## [Task goal]
Wherever a line in the data below holds "Gabriel", copy that line.

## [Records shown]
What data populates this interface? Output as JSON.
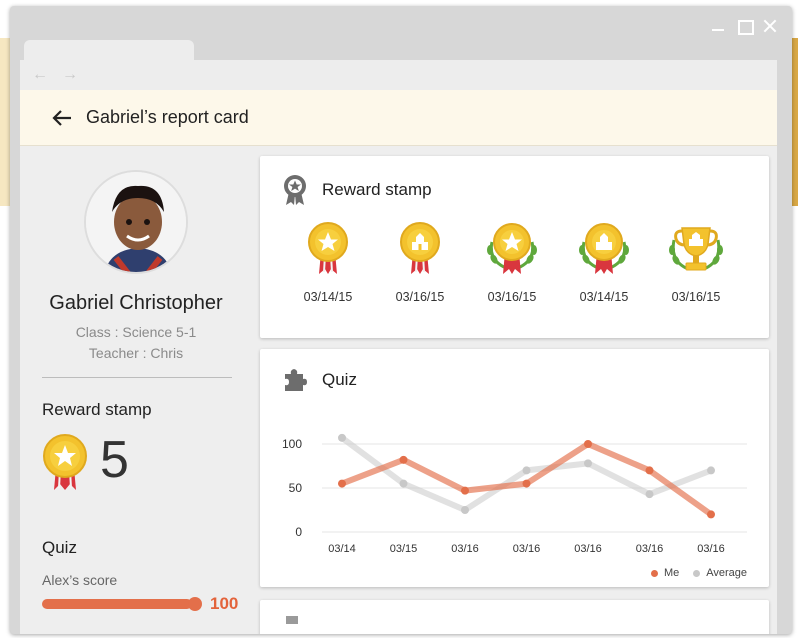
{
  "app": {
    "title": "Gabriel’s report card"
  },
  "student": {
    "name": "Gabriel Christopher",
    "class": "Class : Science 5-1",
    "teacher": "Teacher : Chris"
  },
  "sidebar": {
    "reward_label": "Reward stamp",
    "reward_count": "5",
    "quiz_label": "Quiz",
    "score_label": "Alex’s score",
    "score_value": "100"
  },
  "reward_card": {
    "title": "Reward stamp",
    "stamps": [
      {
        "date": "03/14/15",
        "type": "star-medal"
      },
      {
        "date": "03/16/15",
        "type": "building-medal"
      },
      {
        "date": "03/16/15",
        "type": "star-medal-laurel"
      },
      {
        "date": "03/14/15",
        "type": "building-medal-laurel"
      },
      {
        "date": "03/16/15",
        "type": "trophy-laurel"
      }
    ]
  },
  "quiz_card": {
    "title": "Quiz"
  },
  "colors": {
    "me": "#e36f4a",
    "average": "#c8c8c8",
    "gold": "#f3c22d",
    "ribbon": "#d9363e",
    "laurel": "#5fa83c"
  },
  "chart_data": {
    "type": "line",
    "categories": [
      "03/14",
      "03/15",
      "03/16",
      "03/16",
      "03/16",
      "03/16",
      "03/16"
    ],
    "series": [
      {
        "name": "Me",
        "values": [
          55,
          82,
          47,
          55,
          100,
          70,
          20
        ]
      },
      {
        "name": "Average",
        "values": [
          107,
          55,
          25,
          70,
          78,
          43,
          70
        ]
      }
    ],
    "yticks": [
      "100",
      "50",
      "0"
    ],
    "ylim": [
      0,
      110
    ],
    "grid": true,
    "legend": "bottom-right"
  }
}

## [Final result]
    "title": "Gabriel’s report card"
    "name": "Gabriel Christopher",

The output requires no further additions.